## The exercise
How many lines in the entries below contain "τραπεζάκι"? Answer with the number only.
########################################
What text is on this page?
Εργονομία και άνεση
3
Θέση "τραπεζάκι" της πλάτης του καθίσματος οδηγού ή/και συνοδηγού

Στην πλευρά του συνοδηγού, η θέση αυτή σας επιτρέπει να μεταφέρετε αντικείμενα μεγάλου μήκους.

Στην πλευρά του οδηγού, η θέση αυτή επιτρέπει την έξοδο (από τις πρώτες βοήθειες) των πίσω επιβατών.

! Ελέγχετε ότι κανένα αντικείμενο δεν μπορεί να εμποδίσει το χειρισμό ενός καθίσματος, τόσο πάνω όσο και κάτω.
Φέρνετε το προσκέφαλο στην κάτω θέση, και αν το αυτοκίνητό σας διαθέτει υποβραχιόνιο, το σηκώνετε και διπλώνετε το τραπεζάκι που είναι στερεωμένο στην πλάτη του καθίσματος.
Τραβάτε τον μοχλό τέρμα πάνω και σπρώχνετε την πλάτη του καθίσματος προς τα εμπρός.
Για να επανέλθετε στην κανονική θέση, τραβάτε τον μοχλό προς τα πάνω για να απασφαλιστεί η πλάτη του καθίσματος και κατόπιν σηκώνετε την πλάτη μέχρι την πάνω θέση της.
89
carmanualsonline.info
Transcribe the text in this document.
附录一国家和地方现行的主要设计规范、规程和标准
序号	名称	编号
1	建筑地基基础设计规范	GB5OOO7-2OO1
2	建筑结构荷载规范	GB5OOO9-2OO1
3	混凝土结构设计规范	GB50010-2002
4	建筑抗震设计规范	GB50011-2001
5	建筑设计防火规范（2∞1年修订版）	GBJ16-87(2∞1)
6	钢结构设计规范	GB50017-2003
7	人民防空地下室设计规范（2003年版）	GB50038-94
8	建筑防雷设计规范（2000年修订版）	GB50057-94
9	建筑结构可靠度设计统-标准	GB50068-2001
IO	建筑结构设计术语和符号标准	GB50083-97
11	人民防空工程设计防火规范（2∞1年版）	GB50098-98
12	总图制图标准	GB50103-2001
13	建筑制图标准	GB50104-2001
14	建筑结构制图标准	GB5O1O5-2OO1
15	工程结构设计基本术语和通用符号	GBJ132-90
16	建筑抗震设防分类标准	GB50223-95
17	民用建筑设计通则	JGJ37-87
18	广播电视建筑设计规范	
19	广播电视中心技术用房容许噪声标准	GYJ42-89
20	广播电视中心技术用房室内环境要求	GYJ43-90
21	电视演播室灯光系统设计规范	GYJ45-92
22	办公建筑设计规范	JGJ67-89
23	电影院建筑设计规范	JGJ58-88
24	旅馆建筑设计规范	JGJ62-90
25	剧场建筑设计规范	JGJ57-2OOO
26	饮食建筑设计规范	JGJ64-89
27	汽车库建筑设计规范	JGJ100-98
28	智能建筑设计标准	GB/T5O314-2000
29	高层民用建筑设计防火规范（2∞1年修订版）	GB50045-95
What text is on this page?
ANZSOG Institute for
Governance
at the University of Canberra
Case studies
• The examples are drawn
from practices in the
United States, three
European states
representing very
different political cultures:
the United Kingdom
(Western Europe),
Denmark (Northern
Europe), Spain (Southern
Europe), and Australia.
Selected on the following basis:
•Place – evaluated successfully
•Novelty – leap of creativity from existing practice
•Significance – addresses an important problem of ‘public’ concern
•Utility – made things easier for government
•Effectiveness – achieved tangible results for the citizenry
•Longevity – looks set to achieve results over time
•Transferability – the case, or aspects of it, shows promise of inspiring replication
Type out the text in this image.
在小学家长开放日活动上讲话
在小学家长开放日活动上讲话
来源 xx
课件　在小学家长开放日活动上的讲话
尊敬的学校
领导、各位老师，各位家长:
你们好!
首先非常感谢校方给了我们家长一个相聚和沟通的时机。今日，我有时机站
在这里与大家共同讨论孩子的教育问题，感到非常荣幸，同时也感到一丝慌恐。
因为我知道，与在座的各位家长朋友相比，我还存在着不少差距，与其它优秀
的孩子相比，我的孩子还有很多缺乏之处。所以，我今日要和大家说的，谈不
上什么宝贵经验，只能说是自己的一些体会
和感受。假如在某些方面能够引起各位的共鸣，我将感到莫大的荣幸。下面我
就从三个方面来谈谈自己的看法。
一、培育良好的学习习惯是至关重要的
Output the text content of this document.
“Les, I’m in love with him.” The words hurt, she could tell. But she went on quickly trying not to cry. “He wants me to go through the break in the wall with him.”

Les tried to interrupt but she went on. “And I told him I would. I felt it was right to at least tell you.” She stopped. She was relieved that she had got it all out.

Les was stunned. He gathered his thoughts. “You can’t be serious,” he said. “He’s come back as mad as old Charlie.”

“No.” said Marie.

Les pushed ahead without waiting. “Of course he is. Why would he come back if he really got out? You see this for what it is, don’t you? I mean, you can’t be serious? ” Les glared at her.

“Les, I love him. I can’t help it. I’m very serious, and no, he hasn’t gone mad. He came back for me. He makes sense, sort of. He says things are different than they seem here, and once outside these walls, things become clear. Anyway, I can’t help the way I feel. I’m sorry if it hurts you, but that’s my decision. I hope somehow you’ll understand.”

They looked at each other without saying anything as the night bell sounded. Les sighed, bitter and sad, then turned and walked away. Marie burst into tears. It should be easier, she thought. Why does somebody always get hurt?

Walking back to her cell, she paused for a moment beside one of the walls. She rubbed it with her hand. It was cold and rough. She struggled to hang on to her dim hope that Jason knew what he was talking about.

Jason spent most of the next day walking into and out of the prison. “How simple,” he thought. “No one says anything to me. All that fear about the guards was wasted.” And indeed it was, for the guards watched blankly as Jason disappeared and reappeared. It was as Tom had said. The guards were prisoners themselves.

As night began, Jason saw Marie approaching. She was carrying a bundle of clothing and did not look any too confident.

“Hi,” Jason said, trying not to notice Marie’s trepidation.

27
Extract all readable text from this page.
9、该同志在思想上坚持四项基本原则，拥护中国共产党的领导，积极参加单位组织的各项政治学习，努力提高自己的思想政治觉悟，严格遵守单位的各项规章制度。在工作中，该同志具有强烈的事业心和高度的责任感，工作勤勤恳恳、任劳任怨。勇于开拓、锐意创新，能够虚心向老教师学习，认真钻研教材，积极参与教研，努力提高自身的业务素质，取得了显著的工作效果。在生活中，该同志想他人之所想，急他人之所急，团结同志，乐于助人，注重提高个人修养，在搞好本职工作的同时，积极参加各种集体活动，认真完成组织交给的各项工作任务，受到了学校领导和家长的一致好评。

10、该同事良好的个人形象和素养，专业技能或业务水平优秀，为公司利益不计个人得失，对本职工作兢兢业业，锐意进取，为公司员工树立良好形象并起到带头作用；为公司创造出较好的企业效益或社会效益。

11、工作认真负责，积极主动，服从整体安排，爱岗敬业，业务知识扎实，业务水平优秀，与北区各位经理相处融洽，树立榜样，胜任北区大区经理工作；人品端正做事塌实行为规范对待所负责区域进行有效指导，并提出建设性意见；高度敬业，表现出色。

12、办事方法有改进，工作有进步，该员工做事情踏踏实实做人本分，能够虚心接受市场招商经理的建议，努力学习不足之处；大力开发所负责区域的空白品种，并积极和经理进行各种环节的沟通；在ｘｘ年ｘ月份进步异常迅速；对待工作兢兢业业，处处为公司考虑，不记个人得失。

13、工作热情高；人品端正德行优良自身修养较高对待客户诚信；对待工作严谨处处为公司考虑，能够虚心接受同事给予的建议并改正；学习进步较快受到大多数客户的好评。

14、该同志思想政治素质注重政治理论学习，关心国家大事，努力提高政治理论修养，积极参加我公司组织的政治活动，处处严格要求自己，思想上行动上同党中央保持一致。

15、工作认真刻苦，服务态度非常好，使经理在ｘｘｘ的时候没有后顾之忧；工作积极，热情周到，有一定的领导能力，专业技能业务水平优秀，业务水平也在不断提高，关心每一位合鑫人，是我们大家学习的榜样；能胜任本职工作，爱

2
########################################
## Result of this exercise
2